Scan the listing below and copy every line holding "Contains".

* _LISTED ENTRIES_
━━━━━━━━━━

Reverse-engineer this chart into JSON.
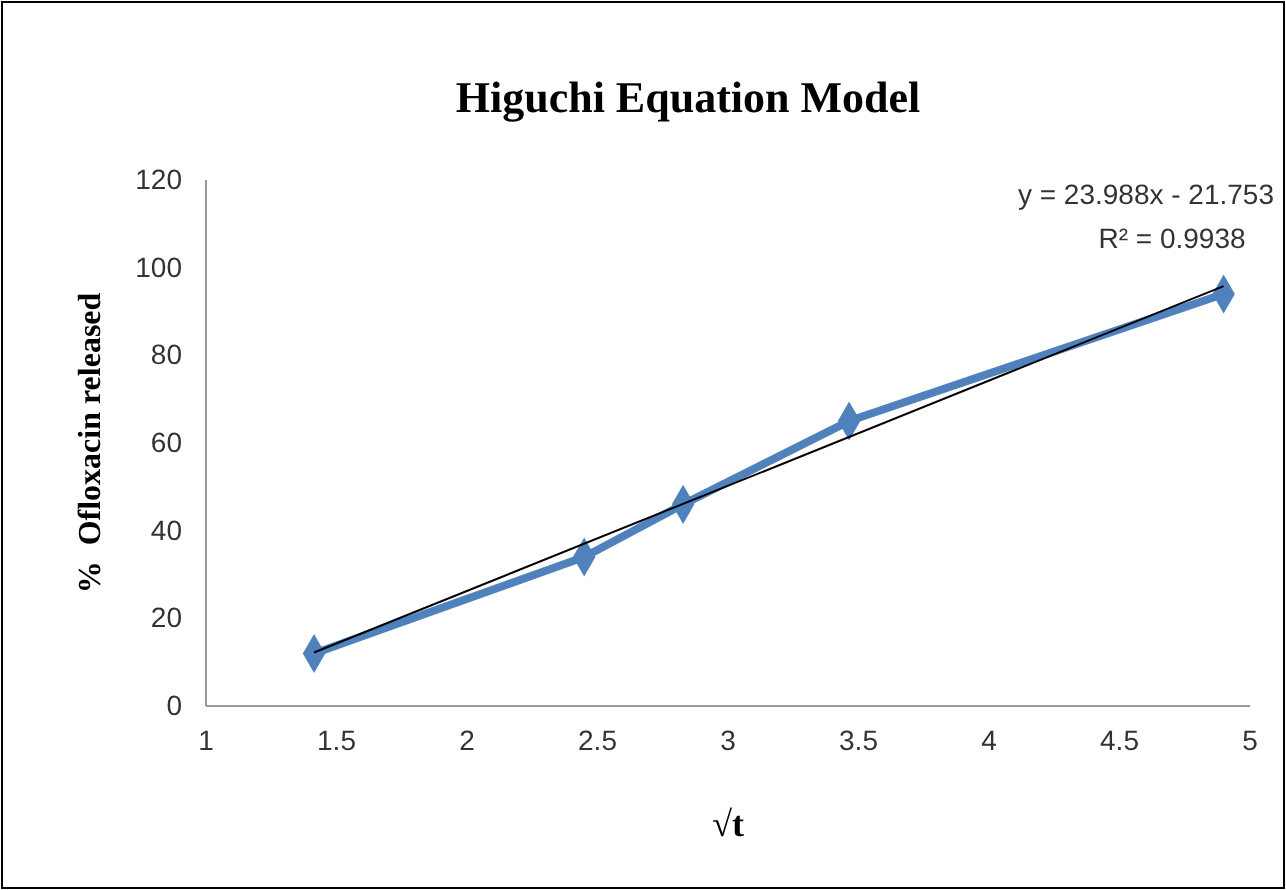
{
  "chart_data": {
    "type": "line",
    "title": "Higuchi Equation Model",
    "xlabel": "√t",
    "ylabel": "%  Ofloxacin released",
    "x": [
      1.414,
      2.449,
      2.828,
      3.464,
      4.899
    ],
    "series": [
      {
        "color": "#4f81bd",
        "values": [
          12,
          34,
          46,
          65,
          94
        ],
        "marker": "diamond"
      },
      {
        "type": "line",
        "color": "#000000",
        "x": [
          1.414,
          4.899
        ],
        "values": [
          12.2,
          95.8
        ],
        "marker": "none"
      }
    ],
    "xlim": [
      1,
      5
    ],
    "xticks": [
      1,
      1.5,
      2,
      2.5,
      3,
      3.5,
      4,
      4.5,
      5
    ],
    "ylim": [
      0,
      120
    ],
    "yticks": [
      0,
      20,
      40,
      60,
      80,
      100,
      120
    ],
    "grid": false,
    "annotations": [
      "y = 23.988x - 21.753",
      "R² = 0.9938"
    ]
  }
}
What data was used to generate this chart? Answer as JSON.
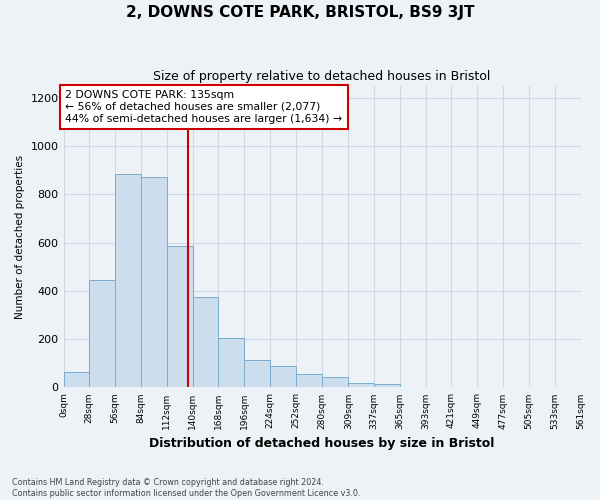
{
  "title": "2, DOWNS COTE PARK, BRISTOL, BS9 3JT",
  "subtitle": "Size of property relative to detached houses in Bristol",
  "xlabel": "Distribution of detached houses by size in Bristol",
  "ylabel": "Number of detached properties",
  "bar_color": "#ccdded",
  "bar_edge_color": "#7aaccc",
  "bin_labels": [
    "0sqm",
    "28sqm",
    "56sqm",
    "84sqm",
    "112sqm",
    "140sqm",
    "168sqm",
    "196sqm",
    "224sqm",
    "252sqm",
    "280sqm",
    "309sqm",
    "337sqm",
    "365sqm",
    "393sqm",
    "421sqm",
    "449sqm",
    "477sqm",
    "505sqm",
    "533sqm",
    "561sqm"
  ],
  "bar_heights": [
    65,
    445,
    885,
    870,
    585,
    375,
    205,
    115,
    90,
    57,
    42,
    20,
    15,
    0,
    0,
    0,
    0,
    0,
    0,
    0
  ],
  "bin_edges": [
    0,
    28,
    56,
    84,
    112,
    140,
    168,
    196,
    224,
    252,
    280,
    309,
    337,
    365,
    393,
    421,
    449,
    477,
    505,
    533,
    561
  ],
  "vline_x": 135,
  "vline_color": "#cc0000",
  "annotation_title": "2 DOWNS COTE PARK: 135sqm",
  "annotation_line1": "← 56% of detached houses are smaller (2,077)",
  "annotation_line2": "44% of semi-detached houses are larger (1,634) →",
  "annotation_box_color": "#ffffff",
  "annotation_box_edge_color": "#cc0000",
  "ylim": [
    0,
    1250
  ],
  "yticks": [
    0,
    200,
    400,
    600,
    800,
    1000,
    1200
  ],
  "grid_color": "#d0d8e8",
  "background_color": "#edf2f7",
  "footer_line1": "Contains HM Land Registry data © Crown copyright and database right 2024.",
  "footer_line2": "Contains public sector information licensed under the Open Government Licence v3.0."
}
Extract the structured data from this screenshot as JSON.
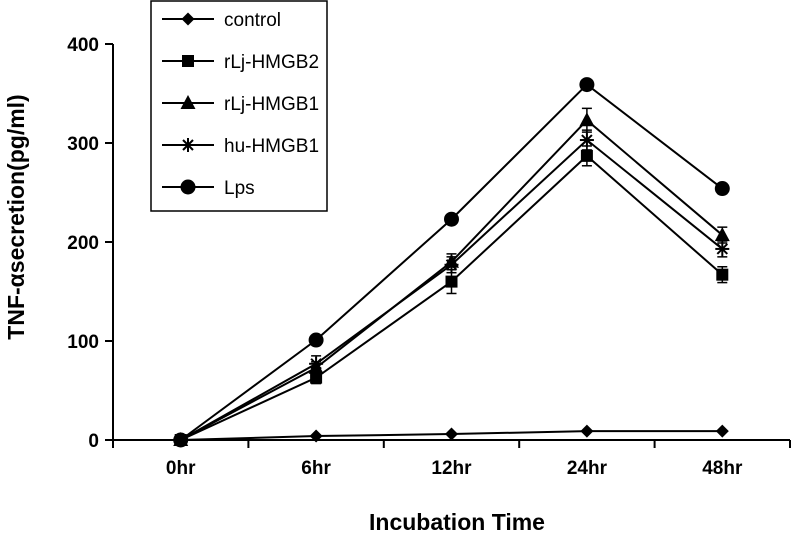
{
  "chart_data": {
    "type": "line",
    "categories": [
      "0hr",
      "6hr",
      "12hr",
      "24hr",
      "48hr"
    ],
    "xlabel": "Incubation Time",
    "ylabel": "TNF-αsecretion(pg/ml)",
    "ylim": [
      0,
      400
    ],
    "yticks": [
      0,
      100,
      200,
      300,
      400
    ],
    "grid": false,
    "legend_position": "top-left",
    "series": [
      {
        "name": "control",
        "marker": "diamond",
        "values": [
          0,
          4,
          6,
          9,
          9
        ],
        "errors": [
          0,
          0,
          0,
          0,
          0
        ]
      },
      {
        "name": "rLj-HMGB2",
        "marker": "square",
        "values": [
          0,
          63,
          160,
          287,
          167
        ],
        "errors": [
          0,
          6,
          12,
          10,
          8
        ]
      },
      {
        "name": "rLj-HMGB1",
        "marker": "triangle",
        "values": [
          0,
          73,
          180,
          323,
          207
        ],
        "errors": [
          0,
          6,
          8,
          12,
          8
        ]
      },
      {
        "name": "hu-HMGB1",
        "marker": "star",
        "values": [
          0,
          77,
          177,
          303,
          193
        ],
        "errors": [
          0,
          8,
          8,
          10,
          8
        ]
      },
      {
        "name": "Lps",
        "marker": "circle",
        "values": [
          0,
          101,
          223,
          359,
          254
        ],
        "errors": [
          0,
          4,
          5,
          4,
          5
        ]
      }
    ]
  }
}
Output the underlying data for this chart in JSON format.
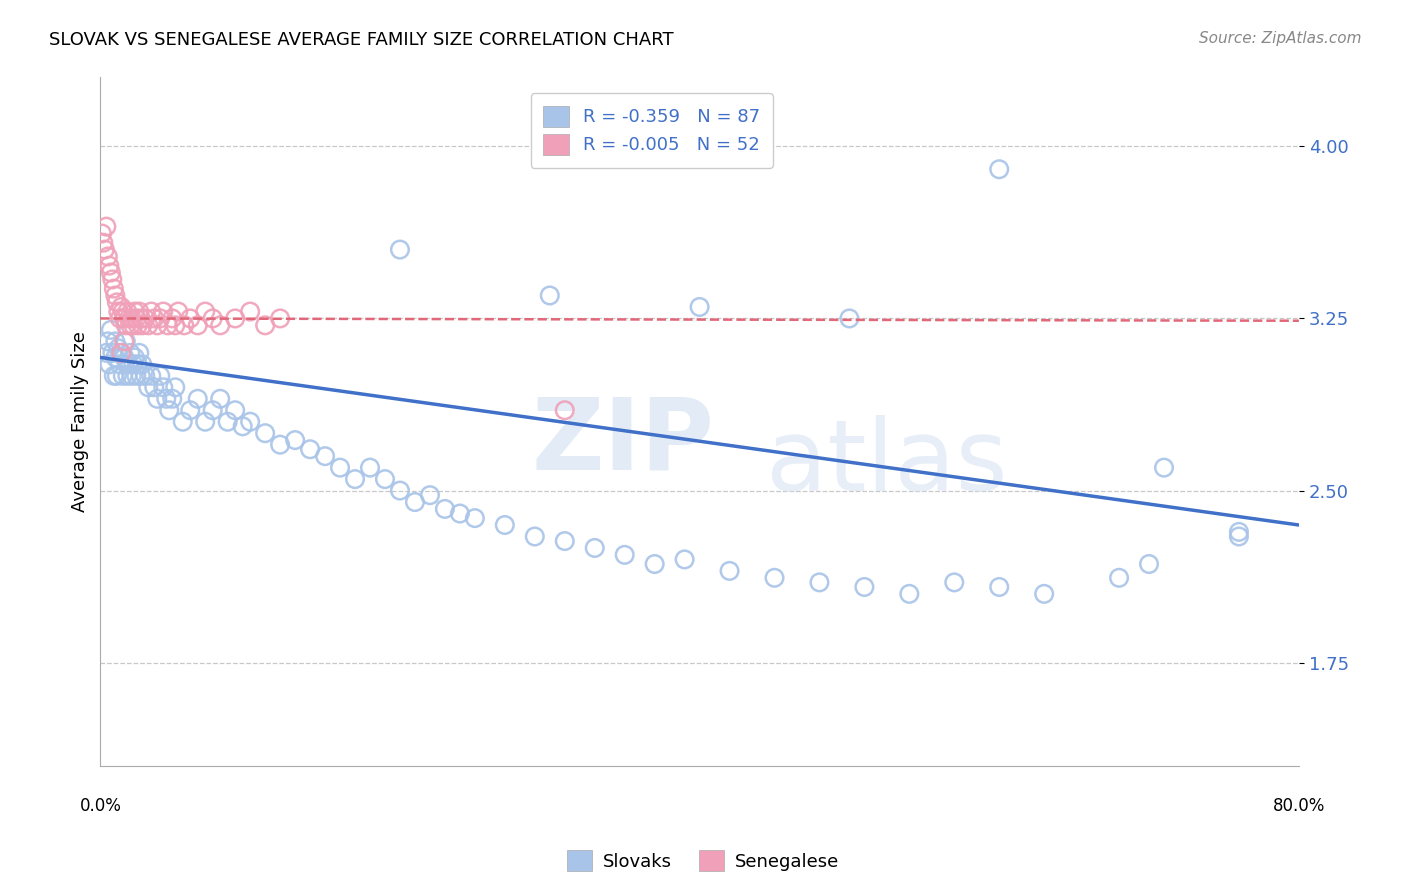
{
  "title": "SLOVAK VS SENEGALESE AVERAGE FAMILY SIZE CORRELATION CHART",
  "source": "Source: ZipAtlas.com",
  "ylabel": "Average Family Size",
  "yticks": [
    1.75,
    2.5,
    3.25,
    4.0
  ],
  "xlim": [
    0.0,
    0.8
  ],
  "ylim": [
    1.3,
    4.3
  ],
  "blue_R": -0.359,
  "blue_N": 87,
  "pink_R": -0.005,
  "pink_N": 52,
  "blue_color": "#a8c4e8",
  "pink_color": "#f0a0b8",
  "blue_line_color": "#4070c8",
  "pink_line_color": "#e06878",
  "blue_scatter_x": [
    0.004,
    0.005,
    0.006,
    0.007,
    0.008,
    0.009,
    0.01,
    0.01,
    0.011,
    0.012,
    0.013,
    0.014,
    0.015,
    0.016,
    0.017,
    0.018,
    0.019,
    0.02,
    0.021,
    0.022,
    0.023,
    0.024,
    0.025,
    0.026,
    0.027,
    0.028,
    0.03,
    0.032,
    0.034,
    0.036,
    0.038,
    0.04,
    0.042,
    0.044,
    0.046,
    0.048,
    0.05,
    0.055,
    0.06,
    0.065,
    0.07,
    0.075,
    0.08,
    0.085,
    0.09,
    0.095,
    0.1,
    0.11,
    0.12,
    0.13,
    0.14,
    0.15,
    0.16,
    0.17,
    0.18,
    0.19,
    0.2,
    0.21,
    0.22,
    0.23,
    0.24,
    0.25,
    0.27,
    0.29,
    0.31,
    0.33,
    0.35,
    0.37,
    0.39,
    0.42,
    0.45,
    0.48,
    0.51,
    0.54,
    0.57,
    0.6,
    0.63,
    0.68,
    0.7,
    0.76,
    0.2,
    0.3,
    0.4,
    0.5,
    0.6,
    0.71,
    0.76
  ],
  "blue_scatter_y": [
    3.1,
    3.15,
    3.05,
    3.2,
    3.1,
    3.0,
    3.08,
    3.15,
    3.0,
    3.12,
    3.05,
    3.1,
    3.0,
    3.08,
    3.15,
    3.0,
    3.05,
    3.1,
    3.0,
    3.05,
    3.08,
    3.0,
    3.05,
    3.1,
    3.0,
    3.05,
    3.0,
    2.95,
    3.0,
    2.95,
    2.9,
    3.0,
    2.95,
    2.9,
    2.85,
    2.9,
    2.95,
    2.8,
    2.85,
    2.9,
    2.8,
    2.85,
    2.9,
    2.8,
    2.85,
    2.78,
    2.8,
    2.75,
    2.7,
    2.72,
    2.68,
    2.65,
    2.6,
    2.55,
    2.6,
    2.55,
    2.5,
    2.45,
    2.48,
    2.42,
    2.4,
    2.38,
    2.35,
    2.3,
    2.28,
    2.25,
    2.22,
    2.18,
    2.2,
    2.15,
    2.12,
    2.1,
    2.08,
    2.05,
    2.1,
    2.08,
    2.05,
    2.12,
    2.18,
    2.3,
    3.55,
    3.35,
    3.3,
    3.25,
    3.9,
    2.6,
    2.32
  ],
  "pink_scatter_x": [
    0.001,
    0.002,
    0.003,
    0.004,
    0.005,
    0.006,
    0.007,
    0.008,
    0.009,
    0.01,
    0.011,
    0.012,
    0.013,
    0.014,
    0.015,
    0.016,
    0.017,
    0.018,
    0.019,
    0.02,
    0.021,
    0.022,
    0.023,
    0.024,
    0.025,
    0.026,
    0.027,
    0.028,
    0.03,
    0.032,
    0.034,
    0.036,
    0.038,
    0.04,
    0.042,
    0.045,
    0.048,
    0.052,
    0.056,
    0.06,
    0.065,
    0.07,
    0.075,
    0.08,
    0.09,
    0.1,
    0.11,
    0.12,
    0.014,
    0.016,
    0.31,
    0.05
  ],
  "pink_scatter_y": [
    3.62,
    3.58,
    3.55,
    3.65,
    3.52,
    3.48,
    3.45,
    3.42,
    3.38,
    3.35,
    3.32,
    3.28,
    3.25,
    3.3,
    3.28,
    3.25,
    3.22,
    3.28,
    3.25,
    3.22,
    3.25,
    3.22,
    3.28,
    3.25,
    3.22,
    3.28,
    3.25,
    3.22,
    3.25,
    3.22,
    3.28,
    3.25,
    3.22,
    3.25,
    3.28,
    3.22,
    3.25,
    3.28,
    3.22,
    3.25,
    3.22,
    3.28,
    3.25,
    3.22,
    3.25,
    3.28,
    3.22,
    3.25,
    3.1,
    3.15,
    2.85,
    3.22
  ],
  "blue_trendline": [
    3.08,
    2.35
  ],
  "pink_trendline": [
    3.25,
    3.24
  ]
}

━━━━━━━━━━

* _RESPONSE TO THE EXERCISE_
  "footer_line1": "Contains HM Land Registry data © Crown copyright and database right 2024.",
  "footer_line2": "Contains public sector information licensed under the Open Government Licence v3.0."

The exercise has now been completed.